RECORD EXTRACTS:

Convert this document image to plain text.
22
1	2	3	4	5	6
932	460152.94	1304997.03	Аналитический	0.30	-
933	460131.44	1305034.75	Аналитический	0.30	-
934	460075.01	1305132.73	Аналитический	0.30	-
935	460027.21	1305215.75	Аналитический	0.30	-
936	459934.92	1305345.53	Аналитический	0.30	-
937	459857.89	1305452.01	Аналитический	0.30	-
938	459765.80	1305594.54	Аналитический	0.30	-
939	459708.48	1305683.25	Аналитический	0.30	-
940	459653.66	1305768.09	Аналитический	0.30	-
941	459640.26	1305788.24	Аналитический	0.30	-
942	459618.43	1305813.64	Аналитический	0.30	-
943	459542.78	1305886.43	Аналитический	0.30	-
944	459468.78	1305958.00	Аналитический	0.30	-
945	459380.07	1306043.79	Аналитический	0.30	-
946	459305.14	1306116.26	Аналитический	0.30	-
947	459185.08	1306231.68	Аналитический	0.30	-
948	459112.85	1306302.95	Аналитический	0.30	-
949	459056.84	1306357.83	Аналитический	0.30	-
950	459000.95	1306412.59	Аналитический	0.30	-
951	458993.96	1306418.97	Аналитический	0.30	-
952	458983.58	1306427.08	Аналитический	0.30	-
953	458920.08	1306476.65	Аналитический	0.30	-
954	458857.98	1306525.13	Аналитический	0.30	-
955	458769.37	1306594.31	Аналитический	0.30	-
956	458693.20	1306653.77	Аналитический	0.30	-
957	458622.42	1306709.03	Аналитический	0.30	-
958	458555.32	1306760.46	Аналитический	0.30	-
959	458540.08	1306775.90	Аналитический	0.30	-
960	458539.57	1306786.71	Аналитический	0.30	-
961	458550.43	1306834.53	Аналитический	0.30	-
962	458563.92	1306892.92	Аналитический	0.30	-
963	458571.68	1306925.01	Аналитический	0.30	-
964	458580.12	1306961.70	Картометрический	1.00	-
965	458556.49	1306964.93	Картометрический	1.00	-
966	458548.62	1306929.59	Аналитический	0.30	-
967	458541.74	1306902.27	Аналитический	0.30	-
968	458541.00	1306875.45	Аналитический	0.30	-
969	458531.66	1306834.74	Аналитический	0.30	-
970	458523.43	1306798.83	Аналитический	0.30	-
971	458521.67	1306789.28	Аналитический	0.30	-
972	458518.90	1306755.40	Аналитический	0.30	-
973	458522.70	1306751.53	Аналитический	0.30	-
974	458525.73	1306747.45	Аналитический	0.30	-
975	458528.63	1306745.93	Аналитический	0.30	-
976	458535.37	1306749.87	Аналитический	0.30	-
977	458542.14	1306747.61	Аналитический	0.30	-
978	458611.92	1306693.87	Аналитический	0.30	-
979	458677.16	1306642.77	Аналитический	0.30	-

PROBLEM STATEMENT: From the entries above, select each line containing the string "Картометрический".

THE SOLUTION:
964	458580.12	1306961.70	Картометрический	1.00	-
965	458556.49	1306964.93	Картометрический	1.00	-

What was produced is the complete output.